Task:
Restate the entries below word for word, omitting nothing.

Dataset entries:
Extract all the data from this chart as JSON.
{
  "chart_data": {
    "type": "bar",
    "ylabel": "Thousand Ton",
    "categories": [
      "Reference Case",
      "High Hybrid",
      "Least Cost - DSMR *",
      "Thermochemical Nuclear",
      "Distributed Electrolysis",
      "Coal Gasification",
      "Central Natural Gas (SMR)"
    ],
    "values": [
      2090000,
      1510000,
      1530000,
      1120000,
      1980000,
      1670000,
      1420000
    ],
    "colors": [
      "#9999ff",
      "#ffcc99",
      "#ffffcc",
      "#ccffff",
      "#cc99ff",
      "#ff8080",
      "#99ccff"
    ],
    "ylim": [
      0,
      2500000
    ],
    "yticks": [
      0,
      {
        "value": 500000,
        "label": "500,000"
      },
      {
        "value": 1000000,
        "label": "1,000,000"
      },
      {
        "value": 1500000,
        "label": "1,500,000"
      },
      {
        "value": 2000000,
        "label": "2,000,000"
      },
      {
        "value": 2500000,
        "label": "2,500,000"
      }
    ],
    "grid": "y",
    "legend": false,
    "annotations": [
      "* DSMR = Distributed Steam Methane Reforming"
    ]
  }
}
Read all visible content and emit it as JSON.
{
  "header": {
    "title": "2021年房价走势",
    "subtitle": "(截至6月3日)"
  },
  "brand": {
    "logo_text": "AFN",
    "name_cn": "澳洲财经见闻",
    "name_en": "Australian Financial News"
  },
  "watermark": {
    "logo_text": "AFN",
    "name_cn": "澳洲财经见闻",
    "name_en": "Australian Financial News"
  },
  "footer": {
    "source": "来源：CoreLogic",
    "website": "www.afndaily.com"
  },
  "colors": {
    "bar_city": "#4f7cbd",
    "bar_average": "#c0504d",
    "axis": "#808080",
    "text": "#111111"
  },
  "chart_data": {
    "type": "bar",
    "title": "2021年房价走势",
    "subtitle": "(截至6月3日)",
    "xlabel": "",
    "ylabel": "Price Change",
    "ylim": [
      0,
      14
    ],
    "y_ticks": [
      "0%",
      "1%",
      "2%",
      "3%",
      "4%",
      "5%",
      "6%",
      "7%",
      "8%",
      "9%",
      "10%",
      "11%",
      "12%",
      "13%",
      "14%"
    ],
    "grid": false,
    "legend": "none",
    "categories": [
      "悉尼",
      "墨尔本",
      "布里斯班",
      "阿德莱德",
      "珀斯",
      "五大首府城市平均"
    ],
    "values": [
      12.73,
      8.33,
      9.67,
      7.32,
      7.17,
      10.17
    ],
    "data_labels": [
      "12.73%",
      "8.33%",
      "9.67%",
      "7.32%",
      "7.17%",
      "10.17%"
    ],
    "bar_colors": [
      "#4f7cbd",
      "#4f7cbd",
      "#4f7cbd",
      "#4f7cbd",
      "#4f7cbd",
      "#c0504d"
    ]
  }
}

The answer:
Extract all the data from this chart as JSON.
{
  "chart_data": {
    "type": "bar",
    "ylabel": "Thousand Ton",
    "categories": [
      "Reference Case",
      "High Hybrid",
      "Least Cost - DSMR *",
      "Thermochemical Nuclear",
      "Distributed Electrolysis",
      "Coal Gasification",
      "Central Natural Gas (SMR)"
    ],
    "values": [
      2090000,
      1510000,
      1530000,
      1120000,
      1980000,
      1670000,
      1420000
    ],
    "colors": [
      "#9999ff",
      "#ffcc99",
      "#ffffcc",
      "#ccffff",
      "#cc99ff",
      "#ff8080",
      "#99ccff"
    ],
    "ylim": [
      0,
      2500000
    ],
    "yticks": [
      0,
      {
        "value": 500000,
        "label": "500,000"
      },
      {
        "value": 1000000,
        "label": "1,000,000"
      },
      {
        "value": 1500000,
        "label": "1,500,000"
      },
      {
        "value": 2000000,
        "label": "2,000,000"
      },
      {
        "value": 2500000,
        "label": "2,500,000"
      }
    ],
    "grid": "y",
    "legend": false,
    "annotations": [
      "* DSMR = Distributed Steam Methane Reforming"
    ]
  }
}
Read all visible content and emit it as JSON.
{
  "header": {
    "title": "2021年房价走势",
    "subtitle": "(截至6月3日)"
  },
  "brand": {
    "logo_text": "AFN",
    "name_cn": "澳洲财经见闻",
    "name_en": "Australian Financial News"
  },
  "watermark": {
    "logo_text": "AFN",
    "name_cn": "澳洲财经见闻",
    "name_en": "Australian Financial News"
  },
  "footer": {
    "source": "来源：CoreLogic",
    "website": "www.afndaily.com"
  },
  "colors": {
    "bar_city": "#4f7cbd",
    "bar_average": "#c0504d",
    "axis": "#808080",
    "text": "#111111"
  },
  "chart_data": {
    "type": "bar",
    "title": "2021年房价走势",
    "subtitle": "(截至6月3日)",
    "xlabel": "",
    "ylabel": "Price Change",
    "ylim": [
      0,
      14
    ],
    "y_ticks": [
      "0%",
      "1%",
      "2%",
      "3%",
      "4%",
      "5%",
      "6%",
      "7%",
      "8%",
      "9%",
      "10%",
      "11%",
      "12%",
      "13%",
      "14%"
    ],
    "grid": false,
    "legend": "none",
    "categories": [
      "悉尼",
      "墨尔本",
      "布里斯班",
      "阿德莱德",
      "珀斯",
      "五大首府城市平均"
    ],
    "values": [
      12.73,
      8.33,
      9.67,
      7.32,
      7.17,
      10.17
    ],
    "data_labels": [
      "12.73%",
      "8.33%",
      "9.67%",
      "7.32%",
      "7.17%",
      "10.17%"
    ],
    "bar_colors": [
      "#4f7cbd",
      "#4f7cbd",
      "#4f7cbd",
      "#4f7cbd",
      "#4f7cbd",
      "#c0504d"
    ]
  }
}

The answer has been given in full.